What to produce>
Find each line with "JSON" and copy it.

>> START

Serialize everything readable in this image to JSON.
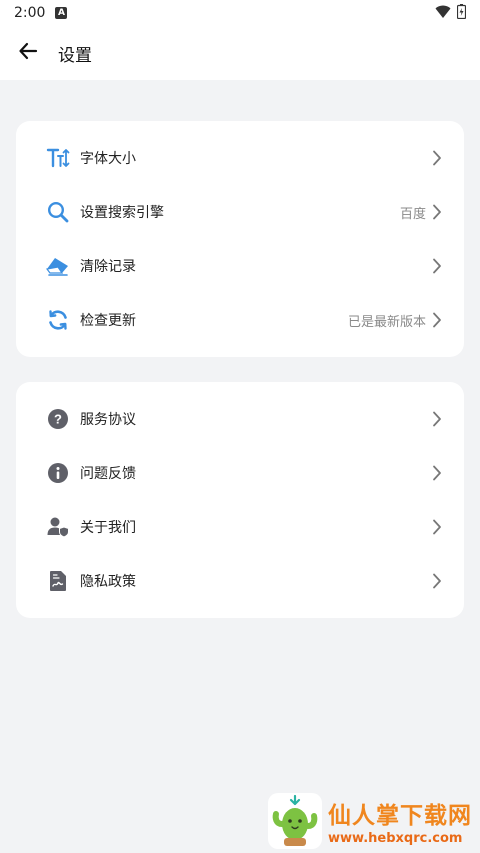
{
  "status_bar": {
    "time": "2:00",
    "notif_icon": "A"
  },
  "header": {
    "title": "设置"
  },
  "group1": [
    {
      "label": "字体大小",
      "value": "",
      "icon": "font-size-icon"
    },
    {
      "label": "设置搜索引擎",
      "value": "百度",
      "icon": "search-icon"
    },
    {
      "label": "清除记录",
      "value": "",
      "icon": "eraser-icon"
    },
    {
      "label": "检查更新",
      "value": "已是最新版本",
      "icon": "refresh-icon"
    }
  ],
  "group2": [
    {
      "label": "服务协议",
      "icon": "question-icon"
    },
    {
      "label": "问题反馈",
      "icon": "info-icon"
    },
    {
      "label": "关于我们",
      "icon": "user-shield-icon"
    },
    {
      "label": "隐私政策",
      "icon": "document-icon"
    }
  ],
  "watermark": {
    "title": "仙人掌下载网",
    "url": "www.hebxqrc.com"
  },
  "colors": {
    "accent_blue": "#3b8fe0",
    "icon_gray": "#5f6068",
    "background": "#f2f3f5"
  }
}
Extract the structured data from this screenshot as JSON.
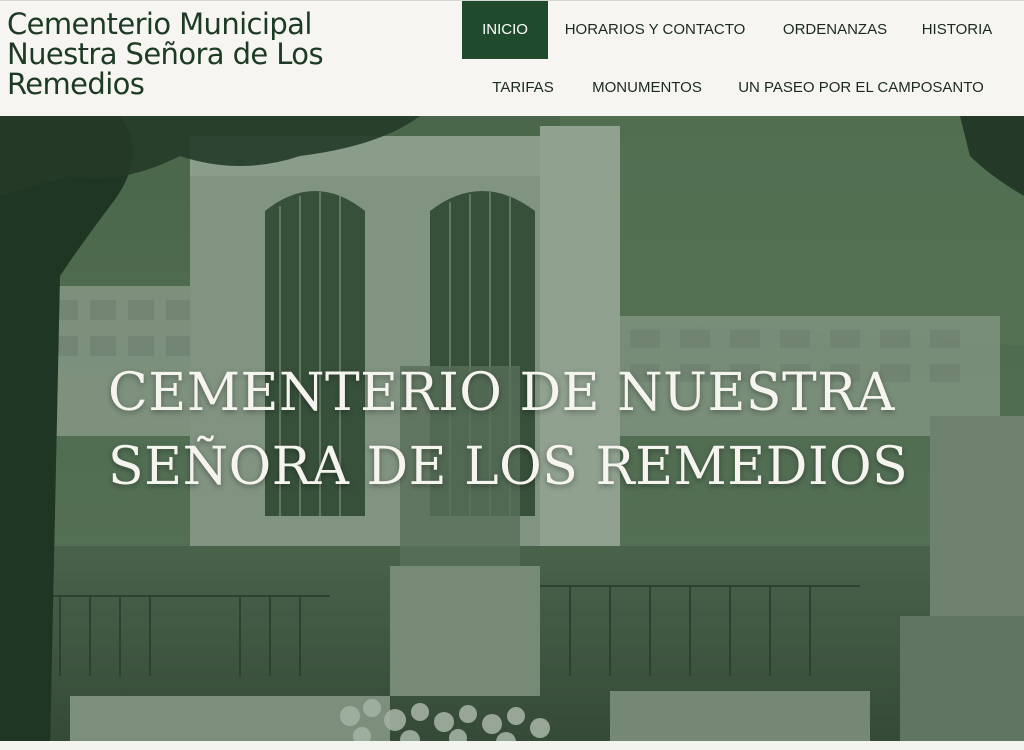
{
  "site": {
    "title": "Cementerio Municipal Nuestra Señora de Los Remedios"
  },
  "nav": {
    "items": [
      {
        "label": "INICIO",
        "active": true
      },
      {
        "label": "HORARIOS Y CONTACTO",
        "active": false
      },
      {
        "label": "ORDENANZAS",
        "active": false
      },
      {
        "label": "HISTORIA",
        "active": false
      },
      {
        "label": "TARIFAS",
        "active": false
      },
      {
        "label": "MONUMENTOS",
        "active": false
      },
      {
        "label": "UN PASEO POR EL CAMPOSANTO",
        "active": false
      }
    ]
  },
  "hero": {
    "heading": "CEMENTERIO DE NUESTRA SEÑORA DE LOS REMEDIOS",
    "image": "cemetery-photo"
  },
  "colors": {
    "brand_green": "#1f4a2c",
    "title_green": "#1d3b24",
    "header_bg": "#f6f5f2",
    "hero_text": "#f6f4ee"
  }
}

>> END

Solved problem>
Serialize everything readable in this image to JSON.
Extract the structured data from this screenshot as JSON.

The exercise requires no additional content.